*Your objective*.
Locate every line in the material below that has the word "content". Copy each of those lines.

Figure data in JSON:
▬▬▬▬▬▬▬▬▬▬

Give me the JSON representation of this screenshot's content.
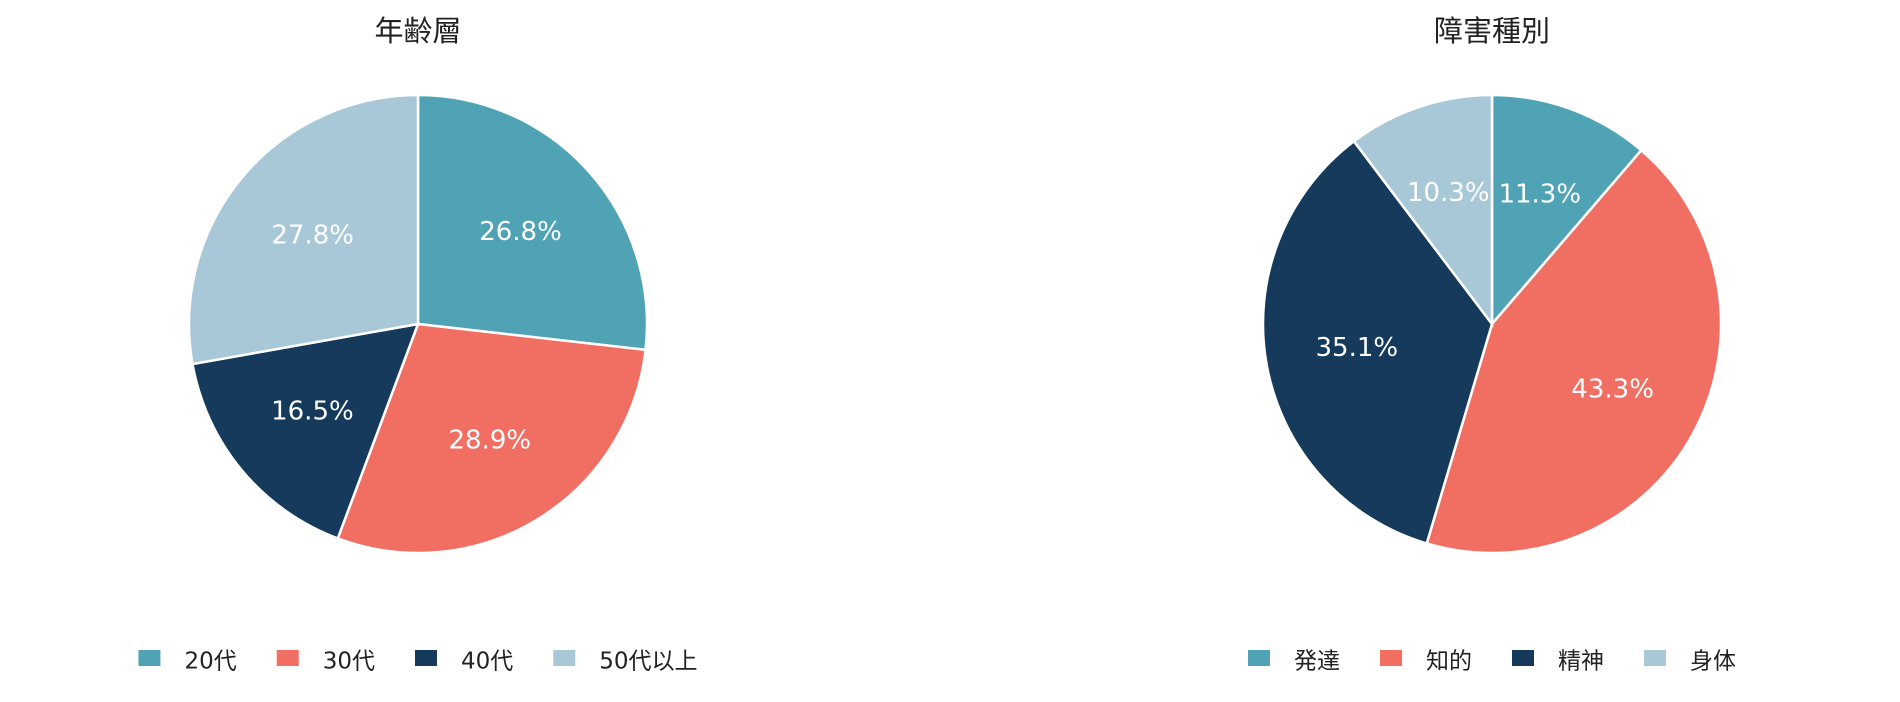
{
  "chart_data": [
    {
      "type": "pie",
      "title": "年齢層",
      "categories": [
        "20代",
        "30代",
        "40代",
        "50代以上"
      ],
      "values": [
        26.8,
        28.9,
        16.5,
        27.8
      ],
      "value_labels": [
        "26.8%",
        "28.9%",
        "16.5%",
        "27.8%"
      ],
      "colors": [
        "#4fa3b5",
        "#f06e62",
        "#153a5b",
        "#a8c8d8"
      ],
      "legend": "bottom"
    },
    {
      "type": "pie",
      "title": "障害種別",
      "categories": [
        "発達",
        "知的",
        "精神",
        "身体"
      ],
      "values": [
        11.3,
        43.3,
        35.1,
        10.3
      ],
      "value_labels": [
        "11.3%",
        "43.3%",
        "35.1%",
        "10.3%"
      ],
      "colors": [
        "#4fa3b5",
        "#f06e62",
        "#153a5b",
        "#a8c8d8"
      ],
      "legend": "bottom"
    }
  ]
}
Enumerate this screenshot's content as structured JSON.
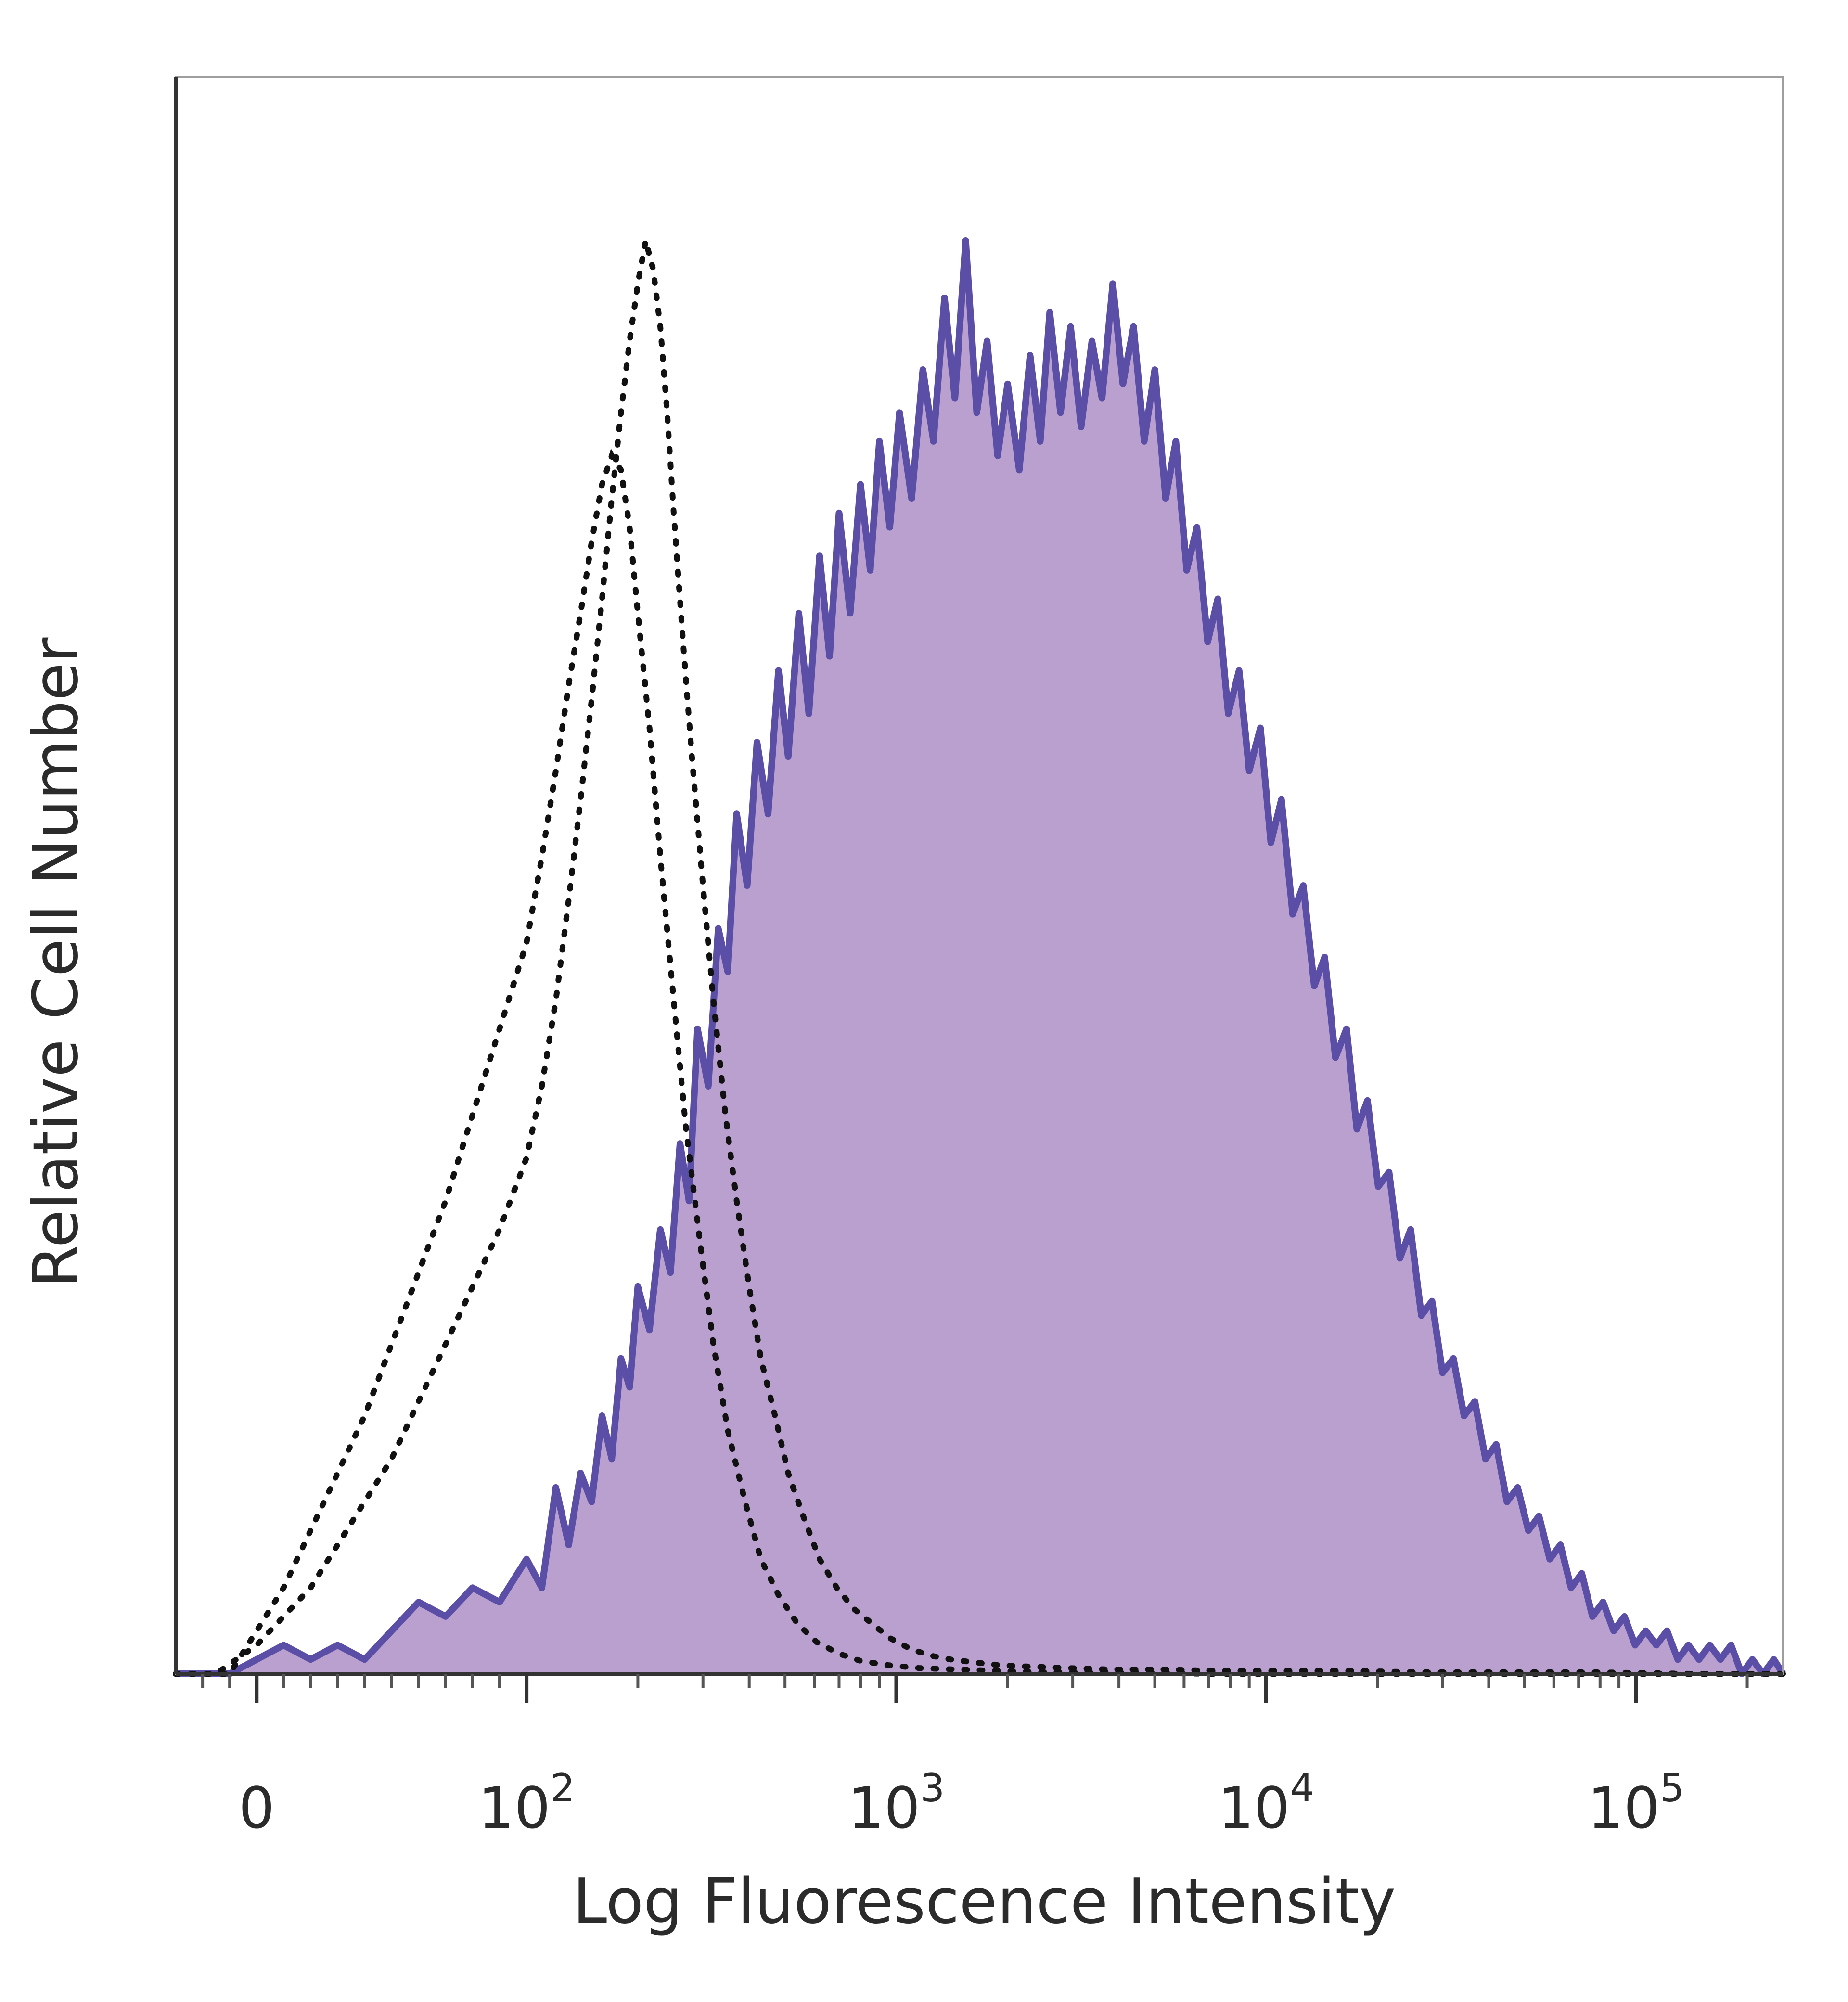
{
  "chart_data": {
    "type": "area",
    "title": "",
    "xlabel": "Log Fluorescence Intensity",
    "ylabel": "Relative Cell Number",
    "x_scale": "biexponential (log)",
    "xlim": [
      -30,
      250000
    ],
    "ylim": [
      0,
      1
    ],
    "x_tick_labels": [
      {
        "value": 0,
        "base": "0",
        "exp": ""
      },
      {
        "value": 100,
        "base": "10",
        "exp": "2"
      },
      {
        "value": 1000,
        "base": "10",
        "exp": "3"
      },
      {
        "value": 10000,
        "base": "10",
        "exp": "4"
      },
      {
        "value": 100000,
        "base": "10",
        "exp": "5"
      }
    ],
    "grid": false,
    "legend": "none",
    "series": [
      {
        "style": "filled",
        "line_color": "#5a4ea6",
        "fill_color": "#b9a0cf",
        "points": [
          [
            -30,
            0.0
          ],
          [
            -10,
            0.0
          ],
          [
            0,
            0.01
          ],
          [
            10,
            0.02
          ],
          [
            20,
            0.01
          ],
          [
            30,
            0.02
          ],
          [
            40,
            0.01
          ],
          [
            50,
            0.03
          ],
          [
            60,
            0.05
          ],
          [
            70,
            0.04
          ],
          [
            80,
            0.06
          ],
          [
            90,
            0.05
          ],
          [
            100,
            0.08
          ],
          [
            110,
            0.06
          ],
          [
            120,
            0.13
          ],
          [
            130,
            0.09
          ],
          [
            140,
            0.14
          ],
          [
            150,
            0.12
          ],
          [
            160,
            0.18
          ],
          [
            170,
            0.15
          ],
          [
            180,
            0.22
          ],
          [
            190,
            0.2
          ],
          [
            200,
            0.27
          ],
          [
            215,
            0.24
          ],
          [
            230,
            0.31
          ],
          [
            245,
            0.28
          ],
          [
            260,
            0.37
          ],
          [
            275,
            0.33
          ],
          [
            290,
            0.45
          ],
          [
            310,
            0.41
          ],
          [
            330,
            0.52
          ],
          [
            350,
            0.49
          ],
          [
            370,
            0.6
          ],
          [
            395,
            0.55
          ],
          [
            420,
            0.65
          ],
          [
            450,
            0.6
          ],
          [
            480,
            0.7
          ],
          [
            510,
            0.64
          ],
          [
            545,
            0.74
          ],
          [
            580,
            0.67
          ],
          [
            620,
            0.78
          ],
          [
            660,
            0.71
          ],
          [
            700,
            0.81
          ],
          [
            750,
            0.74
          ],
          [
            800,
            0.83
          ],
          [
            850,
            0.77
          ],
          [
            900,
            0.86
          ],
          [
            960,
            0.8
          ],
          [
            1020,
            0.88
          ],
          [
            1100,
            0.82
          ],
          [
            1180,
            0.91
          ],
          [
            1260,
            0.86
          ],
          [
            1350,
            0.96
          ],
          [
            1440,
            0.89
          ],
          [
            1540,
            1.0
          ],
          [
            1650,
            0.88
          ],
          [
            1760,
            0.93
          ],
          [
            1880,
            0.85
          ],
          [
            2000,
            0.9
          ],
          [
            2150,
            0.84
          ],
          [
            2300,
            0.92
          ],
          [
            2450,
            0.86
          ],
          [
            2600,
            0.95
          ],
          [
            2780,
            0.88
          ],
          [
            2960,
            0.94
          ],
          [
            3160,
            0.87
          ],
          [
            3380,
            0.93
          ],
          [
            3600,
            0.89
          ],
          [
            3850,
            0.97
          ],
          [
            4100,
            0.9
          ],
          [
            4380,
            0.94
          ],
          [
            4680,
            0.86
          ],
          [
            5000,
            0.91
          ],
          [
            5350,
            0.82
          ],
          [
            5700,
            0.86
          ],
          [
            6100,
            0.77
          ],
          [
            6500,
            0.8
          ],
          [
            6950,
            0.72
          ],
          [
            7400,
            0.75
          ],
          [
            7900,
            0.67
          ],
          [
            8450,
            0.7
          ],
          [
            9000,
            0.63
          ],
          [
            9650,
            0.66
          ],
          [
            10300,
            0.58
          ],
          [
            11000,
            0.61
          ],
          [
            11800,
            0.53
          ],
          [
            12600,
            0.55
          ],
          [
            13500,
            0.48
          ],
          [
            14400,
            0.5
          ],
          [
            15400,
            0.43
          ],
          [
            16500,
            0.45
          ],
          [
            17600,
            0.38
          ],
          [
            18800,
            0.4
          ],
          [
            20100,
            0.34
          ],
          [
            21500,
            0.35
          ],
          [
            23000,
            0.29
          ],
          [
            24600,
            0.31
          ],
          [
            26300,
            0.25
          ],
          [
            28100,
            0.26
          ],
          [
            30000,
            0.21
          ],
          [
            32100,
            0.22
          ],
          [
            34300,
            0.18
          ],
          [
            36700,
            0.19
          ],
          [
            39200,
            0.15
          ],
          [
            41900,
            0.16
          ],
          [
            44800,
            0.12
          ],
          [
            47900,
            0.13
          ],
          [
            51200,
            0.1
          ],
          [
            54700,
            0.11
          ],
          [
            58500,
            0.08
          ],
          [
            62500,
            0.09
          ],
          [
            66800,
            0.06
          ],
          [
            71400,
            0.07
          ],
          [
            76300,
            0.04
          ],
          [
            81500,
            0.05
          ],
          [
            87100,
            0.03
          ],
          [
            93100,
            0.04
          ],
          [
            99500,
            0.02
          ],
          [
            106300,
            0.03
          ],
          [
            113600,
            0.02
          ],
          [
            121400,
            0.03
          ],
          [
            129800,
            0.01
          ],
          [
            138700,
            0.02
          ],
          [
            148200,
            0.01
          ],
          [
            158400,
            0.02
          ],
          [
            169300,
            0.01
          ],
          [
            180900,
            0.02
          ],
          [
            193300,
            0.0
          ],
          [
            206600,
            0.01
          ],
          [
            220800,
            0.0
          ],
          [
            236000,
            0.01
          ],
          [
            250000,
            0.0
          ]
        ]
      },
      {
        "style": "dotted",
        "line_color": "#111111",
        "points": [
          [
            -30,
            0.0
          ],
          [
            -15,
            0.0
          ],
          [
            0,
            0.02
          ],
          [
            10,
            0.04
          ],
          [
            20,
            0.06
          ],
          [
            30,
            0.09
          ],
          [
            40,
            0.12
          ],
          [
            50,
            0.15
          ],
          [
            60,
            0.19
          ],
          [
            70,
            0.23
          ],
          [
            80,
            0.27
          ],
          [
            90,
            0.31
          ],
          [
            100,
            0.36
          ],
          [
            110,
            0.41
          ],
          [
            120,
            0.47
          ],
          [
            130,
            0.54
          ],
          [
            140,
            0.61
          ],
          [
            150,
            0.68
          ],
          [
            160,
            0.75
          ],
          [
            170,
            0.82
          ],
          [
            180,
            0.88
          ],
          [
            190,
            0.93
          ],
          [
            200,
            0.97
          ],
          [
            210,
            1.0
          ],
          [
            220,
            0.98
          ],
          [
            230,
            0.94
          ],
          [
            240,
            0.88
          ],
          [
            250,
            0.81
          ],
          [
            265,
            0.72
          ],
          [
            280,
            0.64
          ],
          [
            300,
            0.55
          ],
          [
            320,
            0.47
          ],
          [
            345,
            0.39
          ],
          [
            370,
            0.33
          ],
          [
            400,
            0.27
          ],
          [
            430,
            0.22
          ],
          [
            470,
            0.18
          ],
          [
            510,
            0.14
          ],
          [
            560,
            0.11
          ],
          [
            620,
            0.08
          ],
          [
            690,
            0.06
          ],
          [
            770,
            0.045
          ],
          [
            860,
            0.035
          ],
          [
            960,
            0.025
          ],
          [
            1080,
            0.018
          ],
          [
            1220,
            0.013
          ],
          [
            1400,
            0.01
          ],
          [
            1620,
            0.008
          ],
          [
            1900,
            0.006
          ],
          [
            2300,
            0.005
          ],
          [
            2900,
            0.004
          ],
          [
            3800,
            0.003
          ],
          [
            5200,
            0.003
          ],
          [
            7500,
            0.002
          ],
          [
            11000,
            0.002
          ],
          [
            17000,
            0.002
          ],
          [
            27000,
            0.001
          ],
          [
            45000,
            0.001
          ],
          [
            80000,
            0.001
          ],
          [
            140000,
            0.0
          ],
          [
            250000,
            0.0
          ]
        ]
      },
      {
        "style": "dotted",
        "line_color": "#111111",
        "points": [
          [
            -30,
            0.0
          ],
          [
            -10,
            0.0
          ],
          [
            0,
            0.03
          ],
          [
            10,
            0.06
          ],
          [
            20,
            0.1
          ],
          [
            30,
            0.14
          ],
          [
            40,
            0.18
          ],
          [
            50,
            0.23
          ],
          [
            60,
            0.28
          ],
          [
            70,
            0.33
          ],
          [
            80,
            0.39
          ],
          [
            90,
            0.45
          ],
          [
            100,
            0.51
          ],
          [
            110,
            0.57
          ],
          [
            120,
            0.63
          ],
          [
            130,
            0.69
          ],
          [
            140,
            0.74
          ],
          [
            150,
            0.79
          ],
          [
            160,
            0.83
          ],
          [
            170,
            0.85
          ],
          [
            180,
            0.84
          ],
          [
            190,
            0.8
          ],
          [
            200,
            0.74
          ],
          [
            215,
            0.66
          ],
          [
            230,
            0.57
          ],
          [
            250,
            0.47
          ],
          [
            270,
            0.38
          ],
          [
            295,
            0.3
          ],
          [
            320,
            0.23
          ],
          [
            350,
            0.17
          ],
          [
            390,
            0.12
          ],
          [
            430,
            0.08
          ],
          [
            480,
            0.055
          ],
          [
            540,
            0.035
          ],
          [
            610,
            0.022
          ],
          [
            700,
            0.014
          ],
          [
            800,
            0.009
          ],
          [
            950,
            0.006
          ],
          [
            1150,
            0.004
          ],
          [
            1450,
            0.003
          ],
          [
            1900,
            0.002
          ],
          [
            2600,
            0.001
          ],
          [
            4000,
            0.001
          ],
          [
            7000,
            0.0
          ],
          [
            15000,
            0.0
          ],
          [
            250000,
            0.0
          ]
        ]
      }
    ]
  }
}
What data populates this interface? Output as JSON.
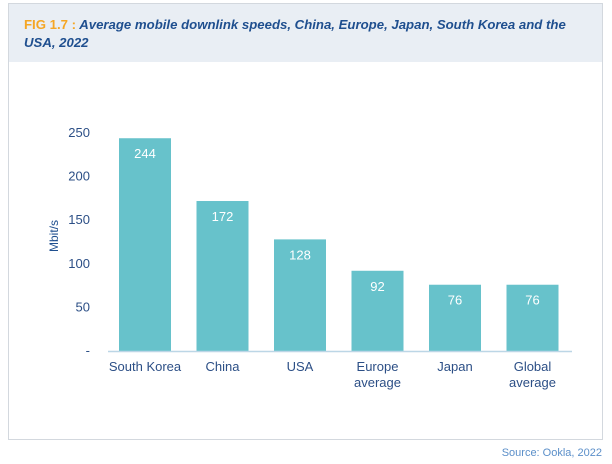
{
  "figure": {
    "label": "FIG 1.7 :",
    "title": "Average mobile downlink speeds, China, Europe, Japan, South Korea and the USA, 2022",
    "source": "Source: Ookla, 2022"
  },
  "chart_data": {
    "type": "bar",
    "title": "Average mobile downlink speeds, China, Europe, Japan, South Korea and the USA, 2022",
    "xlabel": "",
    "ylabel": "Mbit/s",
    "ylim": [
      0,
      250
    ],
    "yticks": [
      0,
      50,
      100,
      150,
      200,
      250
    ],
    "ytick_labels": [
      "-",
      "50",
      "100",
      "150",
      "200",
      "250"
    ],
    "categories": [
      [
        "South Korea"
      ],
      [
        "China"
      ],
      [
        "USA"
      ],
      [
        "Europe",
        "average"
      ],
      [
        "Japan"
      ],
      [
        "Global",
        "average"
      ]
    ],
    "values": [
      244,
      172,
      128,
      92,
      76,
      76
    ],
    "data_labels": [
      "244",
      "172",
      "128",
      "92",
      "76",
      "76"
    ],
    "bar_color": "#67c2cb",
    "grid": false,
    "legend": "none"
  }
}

▬▬▬▬▬▬▬▬▬▬

*Response below*.
Give me the JSON representation of this screenshot's content.
Enumerate this screenshot's content as structured JSON.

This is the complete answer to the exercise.